### WORKING DATA ###
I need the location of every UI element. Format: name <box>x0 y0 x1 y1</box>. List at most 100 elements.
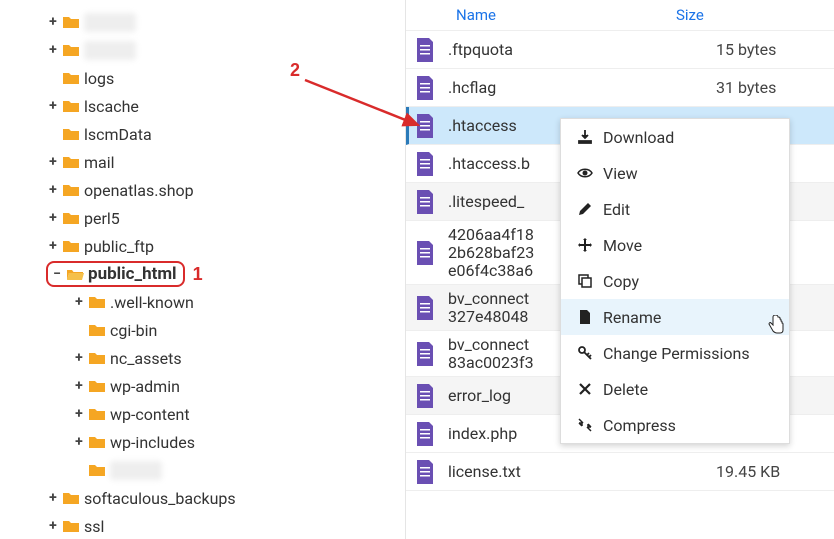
tree-toggle-icon[interactable]: + <box>72 434 86 450</box>
tree-folder[interactable]: + mail <box>4 148 401 176</box>
folder-icon <box>62 239 80 253</box>
file-size: 19.45 KB <box>716 462 826 481</box>
folder-icon <box>66 267 84 281</box>
tree-folder[interactable]: +perl5 <box>4 204 401 232</box>
folder-icon <box>88 463 106 477</box>
tree-toggle-icon[interactable]: + <box>46 518 60 534</box>
file-icon <box>414 383 436 409</box>
file-icon <box>414 151 436 177</box>
compress-icon <box>575 417 595 433</box>
tree-toggle-icon[interactable]: + <box>72 406 86 422</box>
file-icon <box>414 75 436 101</box>
tree-label: lscache <box>84 97 139 116</box>
menu-item-label: Move <box>603 236 642 255</box>
tree-label: lscmData <box>84 125 152 144</box>
tree-label: .well-known <box>110 293 194 312</box>
menu-item-view[interactable]: View <box>561 155 789 191</box>
move-icon <box>575 237 595 253</box>
menu-item-label: Delete <box>603 380 648 399</box>
menu-item-delete[interactable]: Delete <box>561 371 789 407</box>
file-row[interactable]: .hcflag31 bytes <box>406 69 834 107</box>
file-icon <box>414 341 436 367</box>
tree-folder[interactable]: logs <box>4 64 401 92</box>
tree-toggle-icon[interactable]: + <box>46 14 60 30</box>
file-icon <box>414 113 436 139</box>
folder-icon <box>62 491 80 505</box>
tree-toggle-icon[interactable]: + <box>46 210 60 226</box>
tree-label: mail <box>84 153 115 172</box>
tree-toggle-icon[interactable]: + <box>46 98 60 114</box>
tree-folder[interactable]: +wp-content <box>4 400 401 428</box>
tree-label: cgi-bin <box>110 321 157 340</box>
menu-item-label: Copy <box>603 272 639 291</box>
tree-folder[interactable]: + <box>4 36 401 64</box>
tree-folder[interactable]: + .well-known <box>4 288 401 316</box>
tree-folder[interactable]: +nc_assets <box>4 344 401 372</box>
tree-label: openatlas.shop <box>84 181 194 200</box>
tree-toggle-icon[interactable]: + <box>72 294 86 310</box>
folder-icon <box>62 519 80 533</box>
tree-toggle-icon[interactable]: + <box>46 490 60 506</box>
copy-icon <box>575 273 595 289</box>
col-name[interactable]: Name <box>416 6 676 24</box>
tree-label-redacted <box>84 13 136 32</box>
tree-folder[interactable]: lscmData <box>4 120 401 148</box>
tree-toggle-icon[interactable]: + <box>46 182 60 198</box>
tree-toggle-icon[interactable]: + <box>46 238 60 254</box>
annotation-marker-2: 2 <box>290 60 300 81</box>
tree-label-redacted <box>84 41 136 60</box>
file-icon <box>414 240 436 266</box>
tree-folder[interactable]: +ssl <box>4 512 401 539</box>
tree-toggle-icon[interactable]: − <box>50 266 64 282</box>
file-icon <box>414 37 436 63</box>
folder-tree: + + logs + lscache lscmData + mail + openatlas.… <box>0 0 405 539</box>
menu-item-download[interactable]: Download <box>561 119 789 155</box>
tree-folder[interactable] <box>4 456 401 484</box>
tree-label-redacted <box>110 461 162 480</box>
tree-folder-public-html[interactable]: −public_html1 <box>4 260 401 288</box>
folder-icon <box>62 183 80 197</box>
col-size[interactable]: Size <box>676 6 704 24</box>
annotation-marker-1: 1 <box>193 264 203 285</box>
tree-folder[interactable]: +softaculous_backups <box>4 484 401 512</box>
tree-folder[interactable]: + wp-admin <box>4 372 401 400</box>
menu-item-label: Change Permissions <box>603 344 750 363</box>
file-icon <box>414 295 436 321</box>
tree-toggle-icon[interactable]: + <box>46 42 60 58</box>
folder-icon <box>62 99 80 113</box>
menu-item-edit[interactable]: Edit <box>561 191 789 227</box>
folder-icon <box>62 127 80 141</box>
tree-folder[interactable]: +wp-includes <box>4 428 401 456</box>
tree-toggle-icon[interactable]: + <box>72 350 86 366</box>
menu-item-label: Download <box>603 128 674 147</box>
file-icon <box>575 309 595 325</box>
folder-icon <box>62 71 80 85</box>
tree-folder[interactable]: cgi-bin <box>4 316 401 344</box>
file-icon <box>414 459 436 485</box>
folder-icon <box>62 15 80 29</box>
download-icon <box>575 129 595 145</box>
tree-toggle-icon[interactable]: + <box>46 154 60 170</box>
tree-label: wp-admin <box>110 377 180 396</box>
menu-item-label: Edit <box>603 200 630 219</box>
file-size: 31 bytes <box>716 78 826 97</box>
file-icon <box>414 421 436 447</box>
tree-folder[interactable]: + <box>4 8 401 36</box>
menu-item-change-permissions[interactable]: Change Permissions <box>561 335 789 371</box>
tree-toggle-icon[interactable]: + <box>72 378 86 394</box>
tree-folder[interactable]: + lscache <box>4 92 401 120</box>
folder-icon <box>88 323 106 337</box>
tree-folder[interactable]: + openatlas.shop <box>4 176 401 204</box>
menu-item-move[interactable]: Move <box>561 227 789 263</box>
folder-icon <box>62 43 80 57</box>
file-header: Name Size <box>406 0 834 31</box>
file-size: 15 bytes <box>716 40 826 59</box>
file-row[interactable]: license.txt19.45 KB <box>406 453 834 491</box>
tree-folder[interactable]: +public_ftp <box>4 232 401 260</box>
menu-item-copy[interactable]: Copy <box>561 263 789 299</box>
file-row[interactable]: .ftpquota15 bytes <box>406 31 834 69</box>
file-name: .hcflag <box>448 78 716 97</box>
folder-icon <box>62 155 80 169</box>
menu-item-compress[interactable]: Compress <box>561 407 789 443</box>
menu-item-rename[interactable]: Rename <box>561 299 789 335</box>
###
- WHAT YOU WILL DO -
Rewrite all of the rows above with every "tree-toggle-icon" changed to "expand-toggle-icon" and nothing else altered. Leave the pictures out.

- RESPONSE TO THIS EXERCISE -
I need the location of every UI element. Format: name <box>x0 y0 x1 y1</box>. List at most 100 elements.
expand-toggle-icon[interactable]: + <box>72 434 86 450</box>
tree-folder[interactable]: + mail <box>4 148 401 176</box>
folder-icon <box>62 239 80 253</box>
file-size: 19.45 KB <box>716 462 826 481</box>
folder-icon <box>66 267 84 281</box>
tree-folder[interactable]: +perl5 <box>4 204 401 232</box>
folder-icon <box>88 463 106 477</box>
expand-toggle-icon[interactable]: + <box>46 518 60 534</box>
file-icon <box>414 383 436 409</box>
file-icon <box>414 151 436 177</box>
compress-icon <box>575 417 595 433</box>
expand-toggle-icon[interactable]: + <box>72 406 86 422</box>
file-icon <box>414 75 436 101</box>
tree-label: lscache <box>84 97 139 116</box>
menu-item-label: Move <box>603 236 642 255</box>
tree-label: lscmData <box>84 125 152 144</box>
tree-label: .well-known <box>110 293 194 312</box>
menu-item-view[interactable]: View <box>561 155 789 191</box>
move-icon <box>575 237 595 253</box>
menu-item-label: Delete <box>603 380 648 399</box>
menu-item-delete[interactable]: Delete <box>561 371 789 407</box>
file-row[interactable]: .hcflag31 bytes <box>406 69 834 107</box>
file-icon <box>414 341 436 367</box>
tree-folder[interactable]: logs <box>4 64 401 92</box>
expand-toggle-icon[interactable]: + <box>46 14 60 30</box>
file-icon <box>414 113 436 139</box>
folder-icon <box>62 491 80 505</box>
expand-toggle-icon[interactable]: + <box>46 210 60 226</box>
tree-label: mail <box>84 153 115 172</box>
expand-toggle-icon[interactable]: + <box>46 98 60 114</box>
tree-folder[interactable]: +wp-content <box>4 400 401 428</box>
tree-label: cgi-bin <box>110 321 157 340</box>
menu-item-label: Copy <box>603 272 639 291</box>
tree-folder[interactable]: + <box>4 36 401 64</box>
tree-folder[interactable]: + .well-known <box>4 288 401 316</box>
tree-folder[interactable]: +nc_assets <box>4 344 401 372</box>
tree-label: openatlas.shop <box>84 181 194 200</box>
expand-toggle-icon[interactable]: + <box>72 294 86 310</box>
folder-icon <box>62 519 80 533</box>
expand-toggle-icon[interactable]: + <box>46 490 60 506</box>
copy-icon <box>575 273 595 289</box>
col-name[interactable]: Name <box>416 6 676 24</box>
tree-label-redacted <box>84 13 136 32</box>
tree-folder[interactable]: lscmData <box>4 120 401 148</box>
expand-toggle-icon[interactable]: + <box>46 182 60 198</box>
expand-toggle-icon[interactable]: + <box>46 238 60 254</box>
annotation-marker-2: 2 <box>290 60 300 81</box>
tree-label-redacted <box>84 41 136 60</box>
file-icon <box>414 240 436 266</box>
tree-folder[interactable]: +ssl <box>4 512 401 539</box>
expand-toggle-icon[interactable]: − <box>50 266 64 282</box>
file-icon <box>414 37 436 63</box>
folder-tree: + + logs + lscache lscmData + mail + openatlas.… <box>0 0 405 539</box>
menu-item-download[interactable]: Download <box>561 119 789 155</box>
tree-folder[interactable] <box>4 456 401 484</box>
tree-label-redacted <box>110 461 162 480</box>
tree-folder-public-html[interactable]: −public_html1 <box>4 260 401 288</box>
folder-icon <box>62 183 80 197</box>
col-size[interactable]: Size <box>676 6 704 24</box>
annotation-marker-1: 1 <box>193 264 203 285</box>
tree-folder[interactable]: +softaculous_backups <box>4 484 401 512</box>
tree-folder[interactable]: + wp-admin <box>4 372 401 400</box>
menu-item-label: Change Permissions <box>603 344 750 363</box>
file-icon <box>414 295 436 321</box>
expand-toggle-icon[interactable]: + <box>46 42 60 58</box>
folder-icon <box>62 99 80 113</box>
menu-item-edit[interactable]: Edit <box>561 191 789 227</box>
folder-icon <box>62 127 80 141</box>
tree-folder[interactable]: +wp-includes <box>4 428 401 456</box>
expand-toggle-icon[interactable]: + <box>72 350 86 366</box>
menu-item-label: Download <box>603 128 674 147</box>
file-icon <box>575 309 595 325</box>
folder-icon <box>62 71 80 85</box>
tree-folder[interactable]: cgi-bin <box>4 316 401 344</box>
file-icon <box>414 459 436 485</box>
folder-icon <box>62 15 80 29</box>
download-icon <box>575 129 595 145</box>
expand-toggle-icon[interactable]: + <box>46 154 60 170</box>
tree-label: wp-admin <box>110 377 180 396</box>
menu-item-label: Edit <box>603 200 630 219</box>
file-size: 31 bytes <box>716 78 826 97</box>
file-icon <box>414 421 436 447</box>
tree-folder[interactable]: + <box>4 8 401 36</box>
menu-item-change-permissions[interactable]: Change Permissions <box>561 335 789 371</box>
expand-toggle-icon[interactable]: + <box>72 378 86 394</box>
tree-folder[interactable]: + lscache <box>4 92 401 120</box>
folder-icon <box>88 323 106 337</box>
tree-folder[interactable]: + openatlas.shop <box>4 176 401 204</box>
menu-item-move[interactable]: Move <box>561 227 789 263</box>
folder-icon <box>62 43 80 57</box>
file-header: Name Size <box>406 0 834 31</box>
file-size: 15 bytes <box>716 40 826 59</box>
file-row[interactable]: license.txt19.45 KB <box>406 453 834 491</box>
tree-folder[interactable]: +public_ftp <box>4 232 401 260</box>
menu-item-copy[interactable]: Copy <box>561 263 789 299</box>
file-row[interactable]: .ftpquota15 bytes <box>406 31 834 69</box>
file-name: .hcflag <box>448 78 716 97</box>
folder-icon <box>62 155 80 169</box>
menu-item-compress[interactable]: Compress <box>561 407 789 443</box>
menu-item-rename[interactable]: Rename <box>561 299 789 335</box>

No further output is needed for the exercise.